+++ Data under study +++

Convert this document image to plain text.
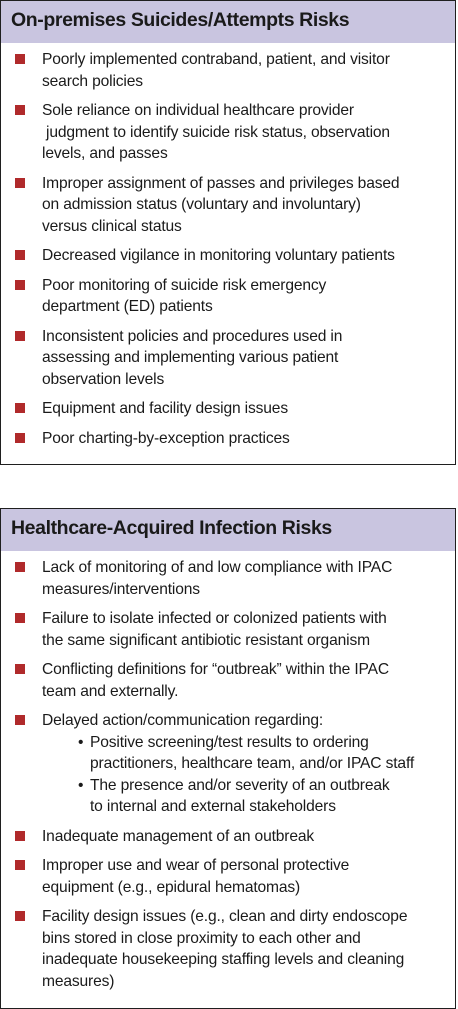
On-premises Suicides/Attempts Risks
Poorly implemented contraband, patient, and visitor
search policies
Sole reliance on individual healthcare provider
judgment to identify suicide risk status, observation
levels, and passes
Improper assignment of passes and privileges based
on admission status (voluntary and involuntary)
versus clinical status
Decreased vigilance in monitoring voluntary patients
Poor monitoring of suicide risk emergency
department (ED) patients
Inconsistent policies and procedures used in
assessing and implementing various patient
observation levels
Equipment and facility design issues
Poor charting-by-exception practices
Healthcare-Acquired Infection Risks
Lack of monitoring of and low compliance with IPAC
measures/interventions
Failure to isolate infected or colonized patients with
the same significant antibiotic resistant organism
Conflicting definitions for “outbreak” within the IPAC
team and externally.
Delayed action/communication regarding:
• Positive screening/test results to ordering
practitioners, healthcare team, and/or IPAC staff
• The presence and/or severity of an outbreak
to internal and external stakeholders
Inadequate management of an outbreak
Improper use and wear of personal protective
equipment (e.g., epidural hematomas)
Facility design issues (e.g., clean and dirty endoscope
bins stored in close proximity to each other and
inadequate housekeeping staffing levels and cleaning
measures)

+++

What the exercise asks: The expected answer is a copy of each line in the listing above that contains "policies".

Exercise response:
search policies
Inconsistent policies and procedures used in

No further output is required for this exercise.